• [INPUT FOR THIS TASK]:
=====
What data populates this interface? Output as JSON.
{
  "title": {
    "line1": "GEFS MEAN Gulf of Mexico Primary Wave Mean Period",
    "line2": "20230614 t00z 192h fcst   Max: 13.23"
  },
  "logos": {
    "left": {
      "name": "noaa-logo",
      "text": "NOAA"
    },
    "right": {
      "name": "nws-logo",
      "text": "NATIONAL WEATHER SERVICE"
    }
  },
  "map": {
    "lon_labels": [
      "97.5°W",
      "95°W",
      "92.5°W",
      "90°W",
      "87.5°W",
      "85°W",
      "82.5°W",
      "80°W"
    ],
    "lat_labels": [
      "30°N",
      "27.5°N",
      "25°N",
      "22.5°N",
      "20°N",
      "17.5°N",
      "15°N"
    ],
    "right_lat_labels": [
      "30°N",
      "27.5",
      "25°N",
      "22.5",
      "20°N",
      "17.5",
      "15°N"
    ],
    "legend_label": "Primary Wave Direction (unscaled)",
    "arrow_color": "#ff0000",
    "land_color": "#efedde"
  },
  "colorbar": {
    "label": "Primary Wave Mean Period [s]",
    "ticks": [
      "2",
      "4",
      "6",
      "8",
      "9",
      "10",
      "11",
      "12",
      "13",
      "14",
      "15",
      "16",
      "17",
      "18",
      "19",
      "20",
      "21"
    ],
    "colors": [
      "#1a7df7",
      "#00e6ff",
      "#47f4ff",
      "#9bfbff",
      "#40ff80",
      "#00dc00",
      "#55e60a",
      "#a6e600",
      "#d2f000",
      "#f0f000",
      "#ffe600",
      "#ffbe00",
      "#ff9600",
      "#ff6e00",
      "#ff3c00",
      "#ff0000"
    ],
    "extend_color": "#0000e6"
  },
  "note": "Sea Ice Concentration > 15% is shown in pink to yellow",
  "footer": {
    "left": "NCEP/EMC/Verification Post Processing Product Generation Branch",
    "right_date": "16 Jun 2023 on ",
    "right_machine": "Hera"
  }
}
=====
• [YOUR GOAL]: Retype the data exactly as given.

• [REPLY]:
What data populates this interface? Output as JSON.
{
  "title": {
    "line1": "GEFS MEAN Gulf of Mexico Primary Wave Mean Period",
    "line2": "20230614 t00z 192h fcst   Max: 13.23"
  },
  "logos": {
    "left": {
      "name": "noaa-logo",
      "text": "NOAA"
    },
    "right": {
      "name": "nws-logo",
      "text": "NATIONAL WEATHER SERVICE"
    }
  },
  "map": {
    "lon_labels": [
      "97.5°W",
      "95°W",
      "92.5°W",
      "90°W",
      "87.5°W",
      "85°W",
      "82.5°W",
      "80°W"
    ],
    "lat_labels": [
      "30°N",
      "27.5°N",
      "25°N",
      "22.5°N",
      "20°N",
      "17.5°N",
      "15°N"
    ],
    "right_lat_labels": [
      "30°N",
      "27.5",
      "25°N",
      "22.5",
      "20°N",
      "17.5",
      "15°N"
    ],
    "legend_label": "Primary Wave Direction (unscaled)",
    "arrow_color": "#ff0000",
    "land_color": "#efedde"
  },
  "colorbar": {
    "label": "Primary Wave Mean Period [s]",
    "ticks": [
      "2",
      "4",
      "6",
      "8",
      "9",
      "10",
      "11",
      "12",
      "13",
      "14",
      "15",
      "16",
      "17",
      "18",
      "19",
      "20",
      "21"
    ],
    "colors": [
      "#1a7df7",
      "#00e6ff",
      "#47f4ff",
      "#9bfbff",
      "#40ff80",
      "#00dc00",
      "#55e60a",
      "#a6e600",
      "#d2f000",
      "#f0f000",
      "#ffe600",
      "#ffbe00",
      "#ff9600",
      "#ff6e00",
      "#ff3c00",
      "#ff0000"
    ],
    "extend_color": "#0000e6"
  },
  "note": "Sea Ice Concentration > 15% is shown in pink to yellow",
  "footer": {
    "left": "NCEP/EMC/Verification Post Processing Product Generation Branch",
    "right_date": "16 Jun 2023 on ",
    "right_machine": "Hera"
  }
}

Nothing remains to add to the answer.